TASK ▸ Read the lines that follow and pick out every one containing the word "screenshot".

(Figure record extracts)

================================

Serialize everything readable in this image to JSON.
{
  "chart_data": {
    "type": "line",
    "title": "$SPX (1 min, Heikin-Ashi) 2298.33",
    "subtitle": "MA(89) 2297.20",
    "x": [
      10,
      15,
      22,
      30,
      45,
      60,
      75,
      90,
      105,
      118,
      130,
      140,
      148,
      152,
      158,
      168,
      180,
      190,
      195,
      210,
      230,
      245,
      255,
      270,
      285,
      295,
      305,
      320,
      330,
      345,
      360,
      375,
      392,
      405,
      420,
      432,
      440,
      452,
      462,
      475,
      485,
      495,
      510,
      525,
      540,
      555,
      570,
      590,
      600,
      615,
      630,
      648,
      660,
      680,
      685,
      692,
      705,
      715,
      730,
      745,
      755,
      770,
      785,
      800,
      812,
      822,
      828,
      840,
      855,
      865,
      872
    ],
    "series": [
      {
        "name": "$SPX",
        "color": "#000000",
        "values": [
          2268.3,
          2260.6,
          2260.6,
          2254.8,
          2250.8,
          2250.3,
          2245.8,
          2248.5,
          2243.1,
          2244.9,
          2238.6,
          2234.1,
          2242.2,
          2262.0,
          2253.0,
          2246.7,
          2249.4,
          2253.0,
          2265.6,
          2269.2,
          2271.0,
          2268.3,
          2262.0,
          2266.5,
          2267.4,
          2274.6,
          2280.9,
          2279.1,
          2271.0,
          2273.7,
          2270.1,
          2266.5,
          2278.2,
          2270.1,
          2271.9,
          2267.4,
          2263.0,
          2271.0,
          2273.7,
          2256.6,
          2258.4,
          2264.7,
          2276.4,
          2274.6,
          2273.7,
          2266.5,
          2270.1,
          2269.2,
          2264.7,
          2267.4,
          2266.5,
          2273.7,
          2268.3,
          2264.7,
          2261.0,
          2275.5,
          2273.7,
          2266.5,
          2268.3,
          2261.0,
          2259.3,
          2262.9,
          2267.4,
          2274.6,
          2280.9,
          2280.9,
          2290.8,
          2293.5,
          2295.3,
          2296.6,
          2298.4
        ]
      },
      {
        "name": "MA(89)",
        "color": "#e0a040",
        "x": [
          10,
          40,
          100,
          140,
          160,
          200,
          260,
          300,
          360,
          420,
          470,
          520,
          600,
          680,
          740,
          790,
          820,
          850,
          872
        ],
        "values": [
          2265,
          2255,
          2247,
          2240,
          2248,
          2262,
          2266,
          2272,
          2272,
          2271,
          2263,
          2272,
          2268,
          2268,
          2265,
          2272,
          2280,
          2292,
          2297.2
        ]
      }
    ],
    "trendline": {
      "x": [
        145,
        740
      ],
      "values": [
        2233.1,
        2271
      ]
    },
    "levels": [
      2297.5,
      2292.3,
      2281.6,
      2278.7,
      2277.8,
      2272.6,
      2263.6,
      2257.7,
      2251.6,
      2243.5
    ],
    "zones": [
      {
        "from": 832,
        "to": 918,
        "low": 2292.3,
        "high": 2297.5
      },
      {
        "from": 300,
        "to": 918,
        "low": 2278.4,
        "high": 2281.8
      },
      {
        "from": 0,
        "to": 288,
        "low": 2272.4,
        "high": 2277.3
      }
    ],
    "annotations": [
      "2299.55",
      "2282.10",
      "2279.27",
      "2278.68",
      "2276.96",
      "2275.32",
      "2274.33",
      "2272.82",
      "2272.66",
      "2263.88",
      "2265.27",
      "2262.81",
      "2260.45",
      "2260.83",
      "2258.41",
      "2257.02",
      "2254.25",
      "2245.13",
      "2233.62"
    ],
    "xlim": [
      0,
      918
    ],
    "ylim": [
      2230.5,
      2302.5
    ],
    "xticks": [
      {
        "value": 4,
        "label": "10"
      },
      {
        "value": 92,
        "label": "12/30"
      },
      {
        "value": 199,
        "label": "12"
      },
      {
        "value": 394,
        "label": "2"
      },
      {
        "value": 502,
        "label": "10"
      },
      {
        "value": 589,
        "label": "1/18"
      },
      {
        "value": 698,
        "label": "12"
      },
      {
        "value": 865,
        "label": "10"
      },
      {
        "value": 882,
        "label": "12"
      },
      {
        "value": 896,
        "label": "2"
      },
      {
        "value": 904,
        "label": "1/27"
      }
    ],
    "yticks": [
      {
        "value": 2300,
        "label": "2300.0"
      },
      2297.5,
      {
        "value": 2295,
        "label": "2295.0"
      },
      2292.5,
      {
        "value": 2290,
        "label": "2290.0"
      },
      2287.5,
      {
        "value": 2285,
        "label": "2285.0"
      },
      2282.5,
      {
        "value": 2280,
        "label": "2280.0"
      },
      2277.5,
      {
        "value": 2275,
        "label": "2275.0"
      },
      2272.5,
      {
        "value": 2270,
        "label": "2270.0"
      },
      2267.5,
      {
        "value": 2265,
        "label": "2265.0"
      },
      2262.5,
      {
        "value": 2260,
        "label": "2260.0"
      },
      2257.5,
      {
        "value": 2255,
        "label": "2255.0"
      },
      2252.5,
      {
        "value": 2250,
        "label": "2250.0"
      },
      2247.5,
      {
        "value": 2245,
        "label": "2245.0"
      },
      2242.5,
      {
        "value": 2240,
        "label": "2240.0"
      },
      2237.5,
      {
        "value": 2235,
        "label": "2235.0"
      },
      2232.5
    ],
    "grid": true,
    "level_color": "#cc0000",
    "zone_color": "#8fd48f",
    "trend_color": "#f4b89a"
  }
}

================================

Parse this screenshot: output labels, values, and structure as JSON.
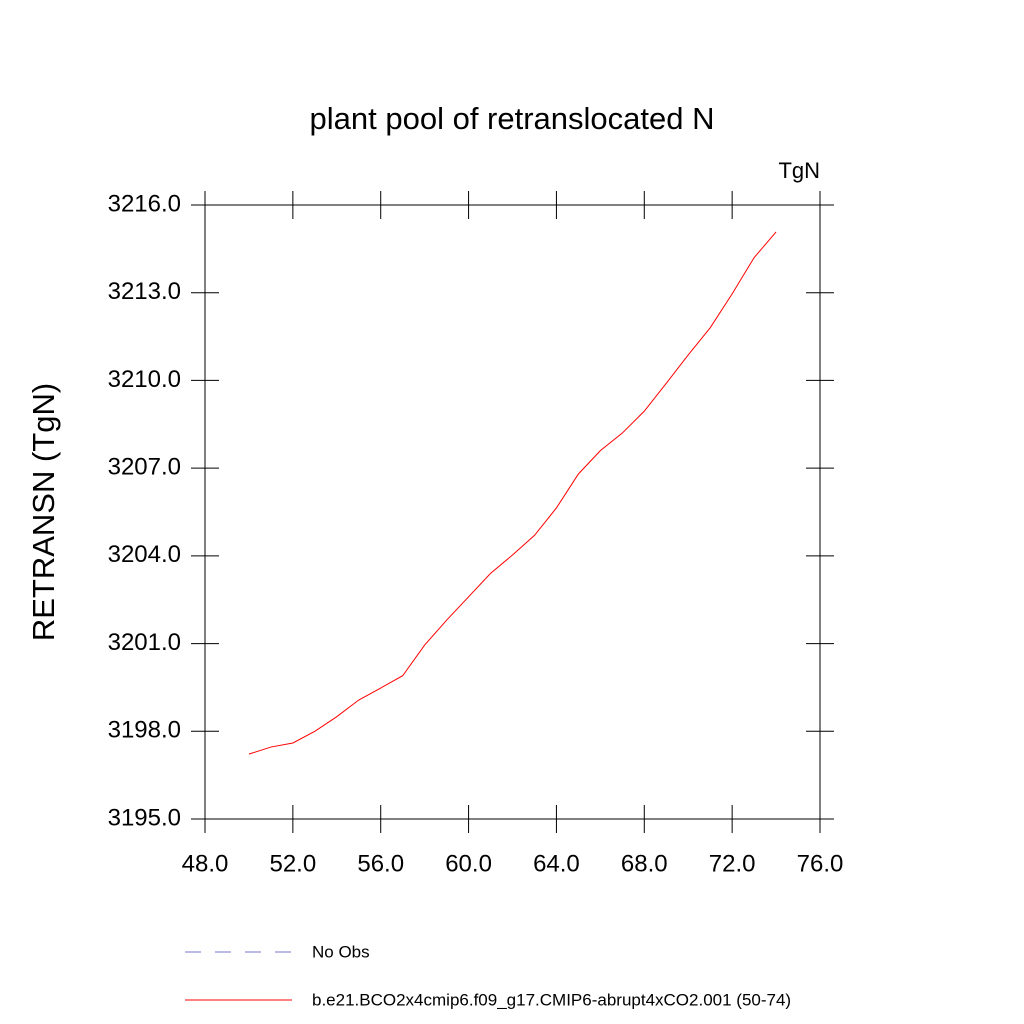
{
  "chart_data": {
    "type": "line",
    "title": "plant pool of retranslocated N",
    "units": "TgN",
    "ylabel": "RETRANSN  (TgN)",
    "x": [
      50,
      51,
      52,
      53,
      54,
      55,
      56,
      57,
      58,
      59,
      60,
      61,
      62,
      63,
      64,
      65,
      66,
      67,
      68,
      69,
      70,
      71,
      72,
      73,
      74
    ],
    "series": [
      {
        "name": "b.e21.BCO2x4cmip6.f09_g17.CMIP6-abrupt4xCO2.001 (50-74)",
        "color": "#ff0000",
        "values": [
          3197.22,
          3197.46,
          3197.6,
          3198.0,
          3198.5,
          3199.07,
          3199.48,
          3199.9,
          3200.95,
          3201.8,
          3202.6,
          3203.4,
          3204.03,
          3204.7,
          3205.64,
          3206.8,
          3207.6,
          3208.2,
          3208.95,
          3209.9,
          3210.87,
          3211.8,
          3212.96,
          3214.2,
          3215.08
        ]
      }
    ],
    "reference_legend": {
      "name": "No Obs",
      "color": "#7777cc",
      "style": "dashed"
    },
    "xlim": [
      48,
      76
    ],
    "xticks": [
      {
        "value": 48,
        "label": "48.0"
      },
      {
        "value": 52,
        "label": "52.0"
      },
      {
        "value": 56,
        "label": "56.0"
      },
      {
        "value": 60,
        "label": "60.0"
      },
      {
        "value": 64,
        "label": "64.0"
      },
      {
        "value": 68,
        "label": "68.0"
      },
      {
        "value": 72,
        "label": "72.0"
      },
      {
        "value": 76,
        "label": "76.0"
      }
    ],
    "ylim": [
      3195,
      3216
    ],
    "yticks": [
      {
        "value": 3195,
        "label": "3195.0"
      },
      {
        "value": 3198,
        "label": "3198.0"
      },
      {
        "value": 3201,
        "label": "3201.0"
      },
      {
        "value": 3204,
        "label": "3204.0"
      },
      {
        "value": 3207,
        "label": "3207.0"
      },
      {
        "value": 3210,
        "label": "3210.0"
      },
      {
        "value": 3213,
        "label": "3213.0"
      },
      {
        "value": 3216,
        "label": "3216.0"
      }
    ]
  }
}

================================

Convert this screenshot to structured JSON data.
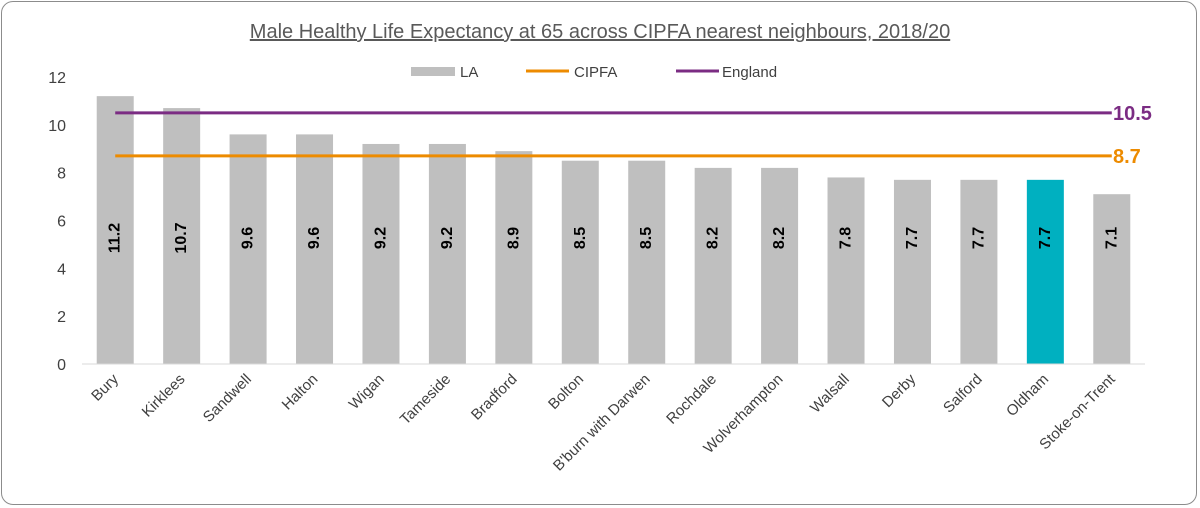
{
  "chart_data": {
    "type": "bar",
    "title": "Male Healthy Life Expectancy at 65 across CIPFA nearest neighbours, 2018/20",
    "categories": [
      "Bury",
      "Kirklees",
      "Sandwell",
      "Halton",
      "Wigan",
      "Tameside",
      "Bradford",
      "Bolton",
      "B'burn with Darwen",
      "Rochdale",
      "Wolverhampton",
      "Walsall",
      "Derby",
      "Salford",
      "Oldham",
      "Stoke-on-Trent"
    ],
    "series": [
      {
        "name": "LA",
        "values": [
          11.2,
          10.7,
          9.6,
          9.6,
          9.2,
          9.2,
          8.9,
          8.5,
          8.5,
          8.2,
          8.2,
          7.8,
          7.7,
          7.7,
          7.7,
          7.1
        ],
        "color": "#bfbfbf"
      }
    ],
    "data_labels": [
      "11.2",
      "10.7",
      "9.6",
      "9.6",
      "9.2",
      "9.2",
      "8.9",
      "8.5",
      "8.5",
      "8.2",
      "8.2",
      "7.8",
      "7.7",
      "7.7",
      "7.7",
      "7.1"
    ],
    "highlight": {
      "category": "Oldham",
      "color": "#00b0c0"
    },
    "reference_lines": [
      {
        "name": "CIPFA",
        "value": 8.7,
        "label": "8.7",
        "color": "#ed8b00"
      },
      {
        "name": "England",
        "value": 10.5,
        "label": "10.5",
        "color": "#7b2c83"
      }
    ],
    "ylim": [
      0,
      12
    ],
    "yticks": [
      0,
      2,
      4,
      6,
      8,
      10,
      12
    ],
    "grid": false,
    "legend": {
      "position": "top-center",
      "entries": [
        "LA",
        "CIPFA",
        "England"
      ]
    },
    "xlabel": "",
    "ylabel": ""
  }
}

================================

THE SOLUTION ▸
Parse this screenshot: output labels, values, and structure as JSON.
Convert this screenshot to structured JSON data.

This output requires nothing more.